Your instructions :: Return the listing word for word, as given.

--- BEGIN Information provided ---

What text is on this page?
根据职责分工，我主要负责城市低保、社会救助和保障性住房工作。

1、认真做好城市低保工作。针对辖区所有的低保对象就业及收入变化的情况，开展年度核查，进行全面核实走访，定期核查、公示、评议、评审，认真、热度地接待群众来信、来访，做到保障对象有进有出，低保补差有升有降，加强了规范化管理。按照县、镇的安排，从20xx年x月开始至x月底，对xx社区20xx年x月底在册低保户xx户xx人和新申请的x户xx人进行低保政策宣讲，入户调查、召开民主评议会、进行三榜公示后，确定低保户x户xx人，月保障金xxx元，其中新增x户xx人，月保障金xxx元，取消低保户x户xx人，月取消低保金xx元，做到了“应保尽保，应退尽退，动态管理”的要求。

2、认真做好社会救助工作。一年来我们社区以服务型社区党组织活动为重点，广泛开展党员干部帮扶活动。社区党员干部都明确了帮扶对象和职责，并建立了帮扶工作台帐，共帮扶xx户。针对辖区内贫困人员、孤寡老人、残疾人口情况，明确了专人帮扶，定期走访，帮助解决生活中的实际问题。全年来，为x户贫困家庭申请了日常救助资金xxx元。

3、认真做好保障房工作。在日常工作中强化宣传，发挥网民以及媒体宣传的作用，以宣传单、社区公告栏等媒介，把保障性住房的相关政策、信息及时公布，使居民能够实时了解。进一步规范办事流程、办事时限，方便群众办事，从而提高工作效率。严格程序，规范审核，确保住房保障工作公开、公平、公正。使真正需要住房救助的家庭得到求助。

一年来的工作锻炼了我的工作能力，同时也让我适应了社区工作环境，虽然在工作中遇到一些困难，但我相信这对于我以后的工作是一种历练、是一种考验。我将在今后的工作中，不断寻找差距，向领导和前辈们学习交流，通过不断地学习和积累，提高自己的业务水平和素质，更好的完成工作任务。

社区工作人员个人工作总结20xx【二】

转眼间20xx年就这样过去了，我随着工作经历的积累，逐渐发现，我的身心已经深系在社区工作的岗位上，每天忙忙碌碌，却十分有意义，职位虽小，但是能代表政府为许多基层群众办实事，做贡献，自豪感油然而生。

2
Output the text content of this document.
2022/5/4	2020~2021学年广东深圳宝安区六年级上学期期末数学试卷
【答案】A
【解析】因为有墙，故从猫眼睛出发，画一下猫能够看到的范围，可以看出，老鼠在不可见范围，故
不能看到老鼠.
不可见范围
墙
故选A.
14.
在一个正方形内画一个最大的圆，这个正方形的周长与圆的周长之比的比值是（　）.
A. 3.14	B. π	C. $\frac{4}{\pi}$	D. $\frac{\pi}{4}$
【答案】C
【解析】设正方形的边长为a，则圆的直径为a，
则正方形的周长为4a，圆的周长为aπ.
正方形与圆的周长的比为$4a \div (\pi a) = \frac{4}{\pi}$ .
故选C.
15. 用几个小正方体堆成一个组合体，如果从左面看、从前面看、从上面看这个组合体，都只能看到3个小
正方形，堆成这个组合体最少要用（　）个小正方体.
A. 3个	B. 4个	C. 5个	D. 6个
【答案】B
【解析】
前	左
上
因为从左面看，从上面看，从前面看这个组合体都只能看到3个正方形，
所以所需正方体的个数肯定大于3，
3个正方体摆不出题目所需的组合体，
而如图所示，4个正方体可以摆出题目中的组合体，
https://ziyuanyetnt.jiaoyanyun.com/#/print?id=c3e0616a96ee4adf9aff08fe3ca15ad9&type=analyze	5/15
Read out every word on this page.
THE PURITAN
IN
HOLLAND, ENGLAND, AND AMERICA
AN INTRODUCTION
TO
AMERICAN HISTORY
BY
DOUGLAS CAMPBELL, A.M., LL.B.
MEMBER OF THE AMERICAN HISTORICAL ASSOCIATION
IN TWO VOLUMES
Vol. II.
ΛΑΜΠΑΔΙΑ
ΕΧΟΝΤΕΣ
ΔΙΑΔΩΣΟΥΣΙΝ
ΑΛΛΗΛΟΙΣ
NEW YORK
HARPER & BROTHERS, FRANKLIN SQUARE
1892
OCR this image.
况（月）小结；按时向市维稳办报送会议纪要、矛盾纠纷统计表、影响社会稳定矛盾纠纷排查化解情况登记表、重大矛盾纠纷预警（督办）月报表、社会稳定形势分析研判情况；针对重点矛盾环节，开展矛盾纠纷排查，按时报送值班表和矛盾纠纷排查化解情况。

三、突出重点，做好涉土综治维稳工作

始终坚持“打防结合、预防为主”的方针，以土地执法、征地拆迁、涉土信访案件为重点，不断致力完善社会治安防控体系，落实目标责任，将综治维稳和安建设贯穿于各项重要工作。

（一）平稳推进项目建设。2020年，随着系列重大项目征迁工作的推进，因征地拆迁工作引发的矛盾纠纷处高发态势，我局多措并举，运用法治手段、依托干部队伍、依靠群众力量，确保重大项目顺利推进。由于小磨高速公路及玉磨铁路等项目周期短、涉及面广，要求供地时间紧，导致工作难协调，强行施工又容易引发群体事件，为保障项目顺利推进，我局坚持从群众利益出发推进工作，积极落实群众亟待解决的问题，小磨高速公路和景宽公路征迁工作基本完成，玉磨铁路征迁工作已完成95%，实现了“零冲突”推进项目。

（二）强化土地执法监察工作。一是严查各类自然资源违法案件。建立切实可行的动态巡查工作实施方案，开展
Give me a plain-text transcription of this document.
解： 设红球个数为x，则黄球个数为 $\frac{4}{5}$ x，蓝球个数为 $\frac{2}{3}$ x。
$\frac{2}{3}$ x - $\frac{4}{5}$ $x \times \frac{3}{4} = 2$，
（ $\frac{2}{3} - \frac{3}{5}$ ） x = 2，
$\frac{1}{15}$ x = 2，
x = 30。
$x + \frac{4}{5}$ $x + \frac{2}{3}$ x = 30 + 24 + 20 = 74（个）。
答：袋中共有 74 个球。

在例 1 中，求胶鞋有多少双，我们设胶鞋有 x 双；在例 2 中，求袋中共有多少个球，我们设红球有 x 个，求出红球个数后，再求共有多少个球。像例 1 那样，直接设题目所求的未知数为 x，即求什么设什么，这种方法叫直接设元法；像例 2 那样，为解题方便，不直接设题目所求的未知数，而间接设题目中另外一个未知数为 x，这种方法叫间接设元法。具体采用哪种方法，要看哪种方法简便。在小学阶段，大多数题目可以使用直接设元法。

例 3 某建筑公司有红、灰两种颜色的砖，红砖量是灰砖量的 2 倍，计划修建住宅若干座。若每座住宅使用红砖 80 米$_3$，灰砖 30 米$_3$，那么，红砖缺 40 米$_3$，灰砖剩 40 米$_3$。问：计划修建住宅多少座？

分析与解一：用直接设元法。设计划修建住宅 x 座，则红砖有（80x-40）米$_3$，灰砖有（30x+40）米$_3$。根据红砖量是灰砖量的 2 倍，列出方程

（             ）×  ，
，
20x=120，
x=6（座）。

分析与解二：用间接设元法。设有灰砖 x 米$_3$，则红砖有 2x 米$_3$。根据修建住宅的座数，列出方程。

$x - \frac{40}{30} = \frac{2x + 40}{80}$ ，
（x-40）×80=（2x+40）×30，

--- END Information provided ---

Task response ::
What text is on this page?
根据职责分工，我主要负责城市低保、社会救助和保障性住房工作。

1、认真做好城市低保工作。针对辖区所有的低保对象就业及收入变化的情况，开展年度核查，进行全面核实走访，定期核查、公示、评议、评审，认真、热度地接待群众来信、来访，做到保障对象有进有出，低保补差有升有降，加强了规范化管理。按照县、镇的安排，从20xx年x月开始至x月底，对xx社区20xx年x月底在册低保户xx户xx人和新申请的x户xx人进行低保政策宣讲，入户调查、召开民主评议会、进行三榜公示后，确定低保户x户xx人，月保障金xxx元，其中新增x户xx人，月保障金xxx元，取消低保户x户xx人，月取消低保金xx元，做到了“应保尽保，应退尽退，动态管理”的要求。

2、认真做好社会救助工作。一年来我们社区以服务型社区党组织活动为重点，广泛开展党员干部帮扶活动。社区党员干部都明确了帮扶对象和职责，并建立了帮扶工作台帐，共帮扶xx户。针对辖区内贫困人员、孤寡老人、残疾人口情况，明确了专人帮扶，定期走访，帮助解决生活中的实际问题。全年来，为x户贫困家庭申请了日常救助资金xxx元。

3、认真做好保障房工作。在日常工作中强化宣传，发挥网民以及媒体宣传的作用，以宣传单、社区公告栏等媒介，把保障性住房的相关政策、信息及时公布，使居民能够实时了解。进一步规范办事流程、办事时限，方便群众办事，从而提高工作效率。严格程序，规范审核，确保住房保障工作公开、公平、公正。使真正需要住房救助的家庭得到求助。

一年来的工作锻炼了我的工作能力，同时也让我适应了社区工作环境，虽然在工作中遇到一些困难，但我相信这对于我以后的工作是一种历练、是一种考验。我将在今后的工作中，不断寻找差距，向领导和前辈们学习交流，通过不断地学习和积累，提高自己的业务水平和素质，更好的完成工作任务。

社区工作人员个人工作总结20xx【二】

转眼间20xx年就这样过去了，我随着工作经历的积累，逐渐发现，我的身心已经深系在社区工作的岗位上，每天忙忙碌碌，却十分有意义，职位虽小，但是能代表政府为许多基层群众办实事，做贡献，自豪感油然而生。

2
Output the text content of this document.
2022/5/4	2020~2021学年广东深圳宝安区六年级上学期期末数学试卷
【答案】A
【解析】因为有墙，故从猫眼睛出发，画一下猫能够看到的范围，可以看出，老鼠在不可见范围，故
不能看到老鼠.
不可见范围
墙
故选A.
14.
在一个正方形内画一个最大的圆，这个正方形的周长与圆的周长之比的比值是（　）.
A. 3.14	B. π	C. $\frac{4}{\pi}$	D. $\frac{\pi}{4}$
【答案】C
【解析】设正方形的边长为a，则圆的直径为a，
则正方形的周长为4a，圆的周长为aπ.
正方形与圆的周长的比为$4a \div (\pi a) = \frac{4}{\pi}$ .
故选C.
15. 用几个小正方体堆成一个组合体，如果从左面看、从前面看、从上面看这个组合体，都只能看到3个小
正方形，堆成这个组合体最少要用（　）个小正方体.
A. 3个	B. 4个	C. 5个	D. 6个
【答案】B
【解析】
前	左
上
因为从左面看，从上面看，从前面看这个组合体都只能看到3个正方形，
所以所需正方体的个数肯定大于3，
3个正方体摆不出题目所需的组合体，
而如图所示，4个正方体可以摆出题目中的组合体，
https://ziyuanyetnt.jiaoyanyun.com/#/print?id=c3e0616a96ee4adf9aff08fe3ca15ad9&type=analyze	5/15
Read out every word on this page.
THE PURITAN
IN
HOLLAND, ENGLAND, AND AMERICA
AN INTRODUCTION
TO
AMERICAN HISTORY
BY
DOUGLAS CAMPBELL, A.M., LL.B.
MEMBER OF THE AMERICAN HISTORICAL ASSOCIATION
IN TWO VOLUMES
Vol. II.
ΛΑΜΠΑΔΙΑ
ΕΧΟΝΤΕΣ
ΔΙΑΔΩΣΟΥΣΙΝ
ΑΛΛΗΛΟΙΣ
NEW YORK
HARPER & BROTHERS, FRANKLIN SQUARE
1892
OCR this image.
况（月）小结；按时向市维稳办报送会议纪要、矛盾纠纷统计表、影响社会稳定矛盾纠纷排查化解情况登记表、重大矛盾纠纷预警（督办）月报表、社会稳定形势分析研判情况；针对重点矛盾环节，开展矛盾纠纷排查，按时报送值班表和矛盾纠纷排查化解情况。

三、突出重点，做好涉土综治维稳工作

始终坚持“打防结合、预防为主”的方针，以土地执法、征地拆迁、涉土信访案件为重点，不断致力完善社会治安防控体系，落实目标责任，将综治维稳和安建设贯穿于各项重要工作。

（一）平稳推进项目建设。2020年，随着系列重大项目征迁工作的推进，因征地拆迁工作引发的矛盾纠纷处高发态势，我局多措并举，运用法治手段、依托干部队伍、依靠群众力量，确保重大项目顺利推进。由于小磨高速公路及玉磨铁路等项目周期短、涉及面广，要求供地时间紧，导致工作难协调，强行施工又容易引发群体事件，为保障项目顺利推进，我局坚持从群众利益出发推进工作，积极落实群众亟待解决的问题，小磨高速公路和景宽公路征迁工作基本完成，玉磨铁路征迁工作已完成95%，实现了“零冲突”推进项目。

（二）强化土地执法监察工作。一是严查各类自然资源违法案件。建立切实可行的动态巡查工作实施方案，开展
Give me a plain-text transcription of this document.
解： 设红球个数为x，则黄球个数为 $\frac{4}{5}$ x，蓝球个数为 $\frac{2}{3}$ x。
$\frac{2}{3}$ x - $\frac{4}{5}$ $x \times \frac{3}{4} = 2$，
（ $\frac{2}{3} - \frac{3}{5}$ ） x = 2，
$\frac{1}{15}$ x = 2，
x = 30。
$x + \frac{4}{5}$ $x + \frac{2}{3}$ x = 30 + 24 + 20 = 74（个）。
答：袋中共有 74 个球。

在例 1 中，求胶鞋有多少双，我们设胶鞋有 x 双；在例 2 中，求袋中共有多少个球，我们设红球有 x 个，求出红球个数后，再求共有多少个球。像例 1 那样，直接设题目所求的未知数为 x，即求什么设什么，这种方法叫直接设元法；像例 2 那样，为解题方便，不直接设题目所求的未知数，而间接设题目中另外一个未知数为 x，这种方法叫间接设元法。具体采用哪种方法，要看哪种方法简便。在小学阶段，大多数题目可以使用直接设元法。

例 3 某建筑公司有红、灰两种颜色的砖，红砖量是灰砖量的 2 倍，计划修建住宅若干座。若每座住宅使用红砖 80 米$_3$，灰砖 30 米$_3$，那么，红砖缺 40 米$_3$，灰砖剩 40 米$_3$。问：计划修建住宅多少座？

分析与解一：用直接设元法。设计划修建住宅 x 座，则红砖有（80x-40）米$_3$，灰砖有（30x+40）米$_3$。根据红砖量是灰砖量的 2 倍，列出方程

（             ）×  ，
，
20x=120，
x=6（座）。

分析与解二：用间接设元法。设有灰砖 x 米$_3$，则红砖有 2x 米$_3$。根据修建住宅的座数，列出方程。

$x - \frac{40}{30} = \frac{2x + 40}{80}$ ，
（x-40）×80=（2x+40）×30，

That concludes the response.